## Task statement
Pictures aside, quote the whole listing exactly.

## Exercise data
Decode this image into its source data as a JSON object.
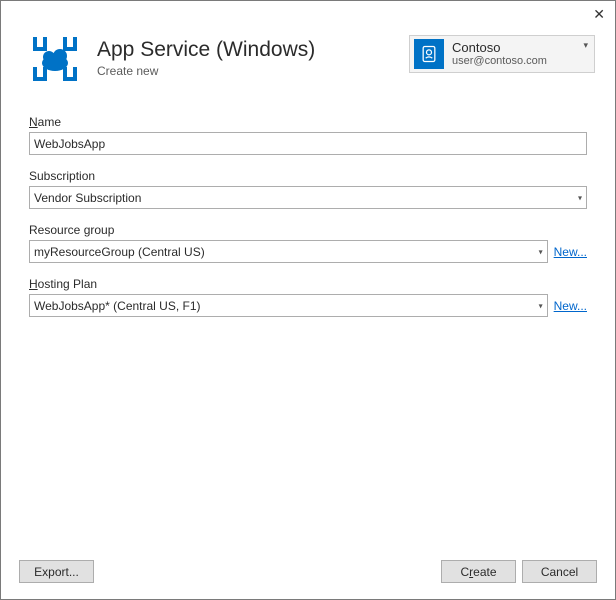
{
  "header": {
    "title": "App Service (Windows)",
    "subtitle": "Create new"
  },
  "account": {
    "name": "Contoso",
    "email": "user@contoso.com"
  },
  "fields": {
    "name": {
      "label_pre": "N",
      "label_post": "ame",
      "value": "WebJobsApp"
    },
    "subscription": {
      "label": "Subscription",
      "value": "Vendor Subscription"
    },
    "resource_group": {
      "label": "Resource group",
      "value": "myResourceGroup (Central US)",
      "new_link": "New..."
    },
    "hosting_plan": {
      "label_pre": "H",
      "label_post": "osting Plan",
      "value": "WebJobsApp* (Central US, F1)",
      "new_link": "New..."
    }
  },
  "buttons": {
    "export": "Export...",
    "create_pre": "C",
    "create_mid": "r",
    "create_post": "eate",
    "cancel": "Cancel"
  }
}
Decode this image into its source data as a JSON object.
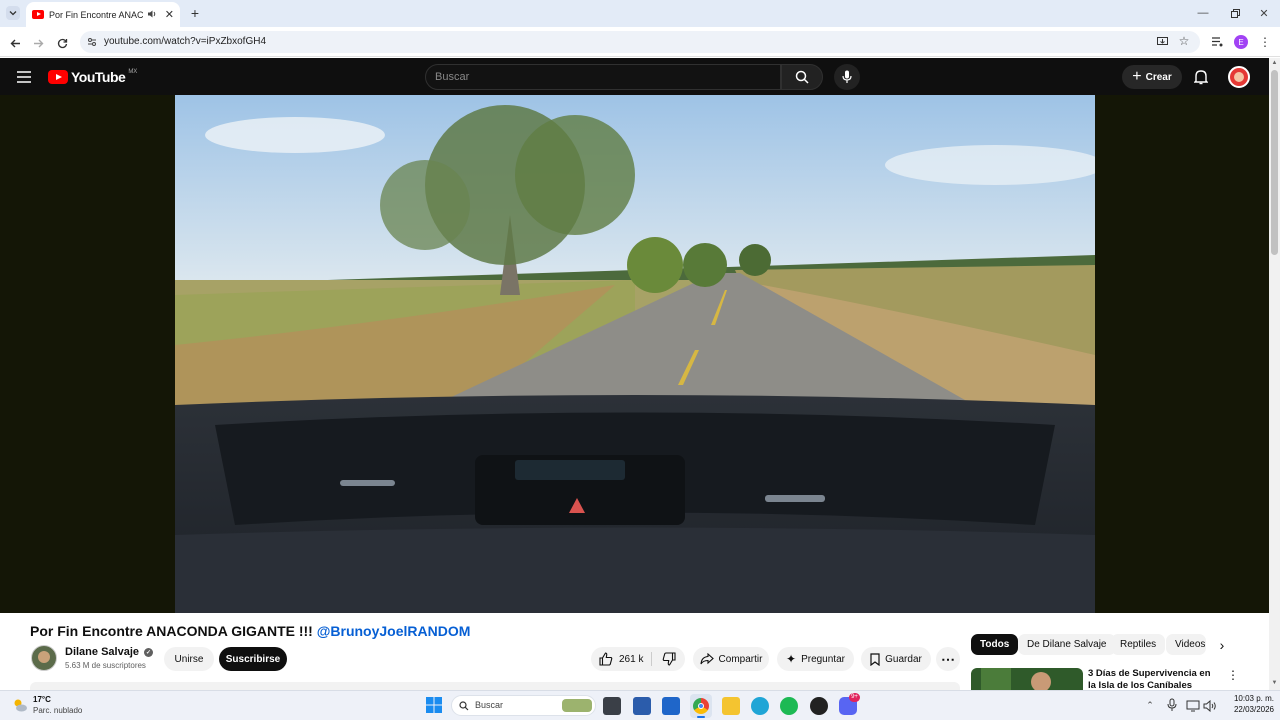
{
  "browser": {
    "tab_title": "Por Fin Encontre ANACONDA GIGANTE !!! @BrunoyJoelRANDOM",
    "url": "youtube.com/watch?v=iPxZbxofGH4",
    "profile_initial": "E"
  },
  "youtube": {
    "logo_text": "YouTube",
    "region": "MX",
    "search_placeholder": "Buscar",
    "create_label": "Crear"
  },
  "video": {
    "title_main": "Por Fin Encontre ANACONDA GIGANTE !!!",
    "title_mention": "@BrunoyJoelRANDOM",
    "channel_name": "Dilane Salvaje",
    "subscribers": "5.63 M de suscriptores",
    "join_label": "Unirse",
    "subscribe_label": "Suscribirse",
    "likes": "261 k",
    "share_label": "Compartir",
    "ask_label": "Preguntar",
    "save_label": "Guardar"
  },
  "sidebar": {
    "chips": [
      "Todos",
      "De Dilane Salvaje",
      "Reptiles",
      "Videos"
    ],
    "first_video_title": "3 Días de Supervivencia en la Isla de los Caníbales"
  },
  "taskbar": {
    "weather_temp": "17°C",
    "weather_desc": "Parc. nublado",
    "search_label": "Buscar",
    "time": "10:03 p. m.",
    "date": "22/03/2026",
    "notification_badge": "9+"
  },
  "colors": {
    "youtube_red": "#ff0000",
    "link_blue": "#065fd4",
    "header_dark": "#0f0f0f"
  }
}
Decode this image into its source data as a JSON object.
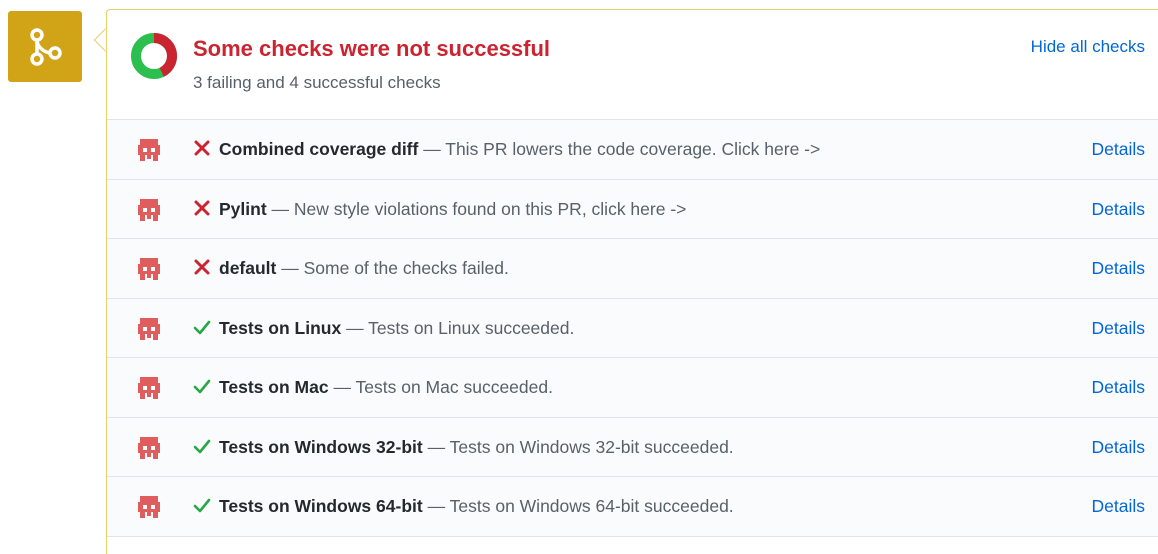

## Answer for the task
Decode this image into its source data as a JSON object.
{
  "header": {
    "title": "App Service (Windows)",
    "subtitle": "Create new"
  },
  "account": {
    "name": "Contoso",
    "email": "user@contoso.com"
  },
  "fields": {
    "name": {
      "label_pre": "N",
      "label_post": "ame",
      "value": "WebJobsApp"
    },
    "subscription": {
      "label": "Subscription",
      "value": "Vendor Subscription"
    },
    "resource_group": {
      "label": "Resource group",
      "value": "myResourceGroup (Central US)",
      "new_link": "New..."
    },
    "hosting_plan": {
      "label_pre": "H",
      "label_post": "osting Plan",
      "value": "WebJobsApp* (Central US, F1)",
      "new_link": "New..."
    }
  },
  "buttons": {
    "export": "Export...",
    "create_pre": "C",
    "create_mid": "r",
    "create_post": "eate",
    "cancel": "Cancel"
  }
}
Decode this image into its source data as a JSON object.
{
  "browser": {
    "tab_title": "Por Fin Encontre ANACONDA GIGANTE !!! @BrunoyJoelRANDOM",
    "url": "youtube.com/watch?v=iPxZbxofGH4",
    "profile_initial": "E"
  },
  "youtube": {
    "logo_text": "YouTube",
    "region": "MX",
    "search_placeholder": "Buscar",
    "create_label": "Crear"
  },
  "video": {
    "title_main": "Por Fin Encontre ANACONDA GIGANTE !!!",
    "title_mention": "@BrunoyJoelRANDOM",
    "channel_name": "Dilane Salvaje",
    "subscribers": "5.63 M de suscriptores",
    "join_label": "Unirse",
    "subscribe_label": "Suscribirse",
    "likes": "261 k",
    "share_label": "Compartir",
    "ask_label": "Preguntar",
    "save_label": "Guardar"
  },
  "sidebar": {
    "chips": [
      "Todos",
      "De Dilane Salvaje",
      "Reptiles",
      "Videos"
    ],
    "first_video_title": "3 Días de Supervivencia en la Isla de los Caníbales"
  },
  "taskbar": {
    "weather_temp": "17°C",
    "weather_desc": "Parc. nublado",
    "search_label": "Buscar",
    "time": "10:03 p. m.",
    "date": "22/03/2026",
    "notification_badge": "9+"
  },
  "colors": {
    "youtube_red": "#ff0000",
    "link_blue": "#065fd4",
    "header_dark": "#0f0f0f"
  }
}
Decode this image into its source data as a JSON object.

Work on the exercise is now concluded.